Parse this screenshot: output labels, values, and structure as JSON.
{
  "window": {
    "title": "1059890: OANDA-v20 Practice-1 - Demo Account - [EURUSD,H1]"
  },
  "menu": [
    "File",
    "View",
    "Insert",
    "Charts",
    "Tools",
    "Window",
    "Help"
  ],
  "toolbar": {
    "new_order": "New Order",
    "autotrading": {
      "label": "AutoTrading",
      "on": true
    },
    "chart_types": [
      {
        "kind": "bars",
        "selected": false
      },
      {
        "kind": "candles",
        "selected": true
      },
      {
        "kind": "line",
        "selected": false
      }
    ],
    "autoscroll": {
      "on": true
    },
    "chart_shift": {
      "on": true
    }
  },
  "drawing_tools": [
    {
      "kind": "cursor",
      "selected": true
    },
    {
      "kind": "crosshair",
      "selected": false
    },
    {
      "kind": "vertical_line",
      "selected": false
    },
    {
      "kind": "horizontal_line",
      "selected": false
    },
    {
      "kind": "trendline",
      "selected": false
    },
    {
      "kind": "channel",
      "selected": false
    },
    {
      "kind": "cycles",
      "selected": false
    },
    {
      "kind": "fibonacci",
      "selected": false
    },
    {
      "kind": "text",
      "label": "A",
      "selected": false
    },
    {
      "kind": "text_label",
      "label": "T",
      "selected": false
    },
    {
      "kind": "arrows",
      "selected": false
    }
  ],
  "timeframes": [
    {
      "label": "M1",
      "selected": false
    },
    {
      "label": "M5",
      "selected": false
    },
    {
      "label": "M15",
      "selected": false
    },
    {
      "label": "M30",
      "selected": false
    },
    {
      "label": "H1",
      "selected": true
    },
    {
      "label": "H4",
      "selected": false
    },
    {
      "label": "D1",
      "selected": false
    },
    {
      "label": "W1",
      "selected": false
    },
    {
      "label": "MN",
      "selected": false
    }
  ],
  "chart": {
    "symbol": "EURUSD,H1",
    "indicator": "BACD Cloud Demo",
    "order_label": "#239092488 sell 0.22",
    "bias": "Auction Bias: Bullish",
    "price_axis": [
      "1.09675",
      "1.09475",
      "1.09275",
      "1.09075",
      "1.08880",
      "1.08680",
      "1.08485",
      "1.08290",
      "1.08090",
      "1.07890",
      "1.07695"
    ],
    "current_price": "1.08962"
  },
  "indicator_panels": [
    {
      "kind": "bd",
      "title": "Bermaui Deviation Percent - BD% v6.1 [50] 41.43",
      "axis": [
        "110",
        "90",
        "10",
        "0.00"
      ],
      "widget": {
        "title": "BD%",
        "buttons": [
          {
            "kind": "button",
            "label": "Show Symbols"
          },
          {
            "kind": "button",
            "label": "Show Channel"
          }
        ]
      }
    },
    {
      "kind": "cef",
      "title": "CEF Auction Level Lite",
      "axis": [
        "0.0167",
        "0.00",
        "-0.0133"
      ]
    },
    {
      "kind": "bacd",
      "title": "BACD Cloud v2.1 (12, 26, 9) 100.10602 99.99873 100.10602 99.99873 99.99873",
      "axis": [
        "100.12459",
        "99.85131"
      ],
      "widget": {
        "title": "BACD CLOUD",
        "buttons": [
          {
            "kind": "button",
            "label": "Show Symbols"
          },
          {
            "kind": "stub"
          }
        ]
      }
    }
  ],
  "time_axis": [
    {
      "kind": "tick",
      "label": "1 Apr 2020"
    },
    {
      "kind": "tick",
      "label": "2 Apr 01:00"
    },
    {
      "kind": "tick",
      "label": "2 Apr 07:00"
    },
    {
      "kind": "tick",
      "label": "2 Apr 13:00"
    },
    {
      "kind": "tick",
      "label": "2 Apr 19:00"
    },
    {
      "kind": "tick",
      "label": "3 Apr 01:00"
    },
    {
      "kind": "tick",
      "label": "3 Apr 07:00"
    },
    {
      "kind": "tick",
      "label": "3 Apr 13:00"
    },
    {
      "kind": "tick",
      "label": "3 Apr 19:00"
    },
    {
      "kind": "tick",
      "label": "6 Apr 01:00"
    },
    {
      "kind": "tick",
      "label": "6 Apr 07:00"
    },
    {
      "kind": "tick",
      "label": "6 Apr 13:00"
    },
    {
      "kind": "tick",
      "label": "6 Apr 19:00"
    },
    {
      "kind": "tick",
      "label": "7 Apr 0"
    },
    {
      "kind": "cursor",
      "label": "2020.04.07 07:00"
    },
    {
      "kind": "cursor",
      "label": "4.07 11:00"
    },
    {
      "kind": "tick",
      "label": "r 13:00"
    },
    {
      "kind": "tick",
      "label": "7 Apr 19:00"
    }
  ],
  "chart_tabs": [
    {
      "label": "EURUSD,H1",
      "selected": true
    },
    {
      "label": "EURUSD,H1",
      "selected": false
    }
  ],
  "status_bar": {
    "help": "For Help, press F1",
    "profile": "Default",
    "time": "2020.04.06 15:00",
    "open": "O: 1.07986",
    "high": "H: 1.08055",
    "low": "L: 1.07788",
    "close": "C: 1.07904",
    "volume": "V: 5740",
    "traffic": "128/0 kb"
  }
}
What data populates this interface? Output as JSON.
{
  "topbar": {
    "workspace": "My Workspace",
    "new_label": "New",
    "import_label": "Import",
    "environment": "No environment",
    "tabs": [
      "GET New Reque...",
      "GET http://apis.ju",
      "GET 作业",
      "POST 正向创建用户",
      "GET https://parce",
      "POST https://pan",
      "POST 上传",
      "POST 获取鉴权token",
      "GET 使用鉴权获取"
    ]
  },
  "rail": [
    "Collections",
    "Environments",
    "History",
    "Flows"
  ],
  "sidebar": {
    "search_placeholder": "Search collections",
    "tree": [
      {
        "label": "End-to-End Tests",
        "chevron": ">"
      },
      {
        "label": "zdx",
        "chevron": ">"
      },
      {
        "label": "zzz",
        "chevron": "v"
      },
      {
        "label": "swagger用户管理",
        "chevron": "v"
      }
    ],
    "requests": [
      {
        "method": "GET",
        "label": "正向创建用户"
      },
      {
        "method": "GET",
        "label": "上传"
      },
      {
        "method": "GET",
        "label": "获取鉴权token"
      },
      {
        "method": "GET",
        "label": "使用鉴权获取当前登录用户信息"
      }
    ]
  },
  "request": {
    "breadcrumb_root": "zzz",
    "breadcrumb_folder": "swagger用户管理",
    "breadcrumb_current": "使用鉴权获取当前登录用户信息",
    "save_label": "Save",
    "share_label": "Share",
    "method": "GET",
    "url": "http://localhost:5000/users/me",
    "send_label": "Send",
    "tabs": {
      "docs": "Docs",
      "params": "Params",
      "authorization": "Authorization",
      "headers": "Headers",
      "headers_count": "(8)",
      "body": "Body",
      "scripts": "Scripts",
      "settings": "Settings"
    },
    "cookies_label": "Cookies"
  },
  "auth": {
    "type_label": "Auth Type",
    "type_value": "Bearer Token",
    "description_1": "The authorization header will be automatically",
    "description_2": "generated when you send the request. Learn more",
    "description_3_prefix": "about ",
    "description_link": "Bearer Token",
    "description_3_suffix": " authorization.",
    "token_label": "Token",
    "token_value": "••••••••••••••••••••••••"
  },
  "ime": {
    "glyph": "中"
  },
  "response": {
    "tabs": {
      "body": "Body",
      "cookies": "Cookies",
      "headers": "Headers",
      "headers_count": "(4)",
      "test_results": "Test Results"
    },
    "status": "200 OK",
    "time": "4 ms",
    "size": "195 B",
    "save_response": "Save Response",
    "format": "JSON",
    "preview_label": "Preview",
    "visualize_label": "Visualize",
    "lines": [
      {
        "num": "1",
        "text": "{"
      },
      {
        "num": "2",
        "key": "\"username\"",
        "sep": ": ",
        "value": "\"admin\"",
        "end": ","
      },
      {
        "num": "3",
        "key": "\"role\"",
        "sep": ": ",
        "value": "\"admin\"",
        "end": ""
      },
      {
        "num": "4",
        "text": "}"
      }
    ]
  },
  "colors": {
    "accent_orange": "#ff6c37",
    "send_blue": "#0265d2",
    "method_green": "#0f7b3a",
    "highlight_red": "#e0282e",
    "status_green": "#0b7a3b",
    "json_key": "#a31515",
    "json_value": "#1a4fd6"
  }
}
..........
Task instructions:
Which lines of the material contain the string "Demo"? List each of them.

Answer in full:
    "title": "1059890: OANDA-v20 Practice-1 - Demo Account - [EURUSD,H1]"
    "indicator": "BACD Cloud Demo",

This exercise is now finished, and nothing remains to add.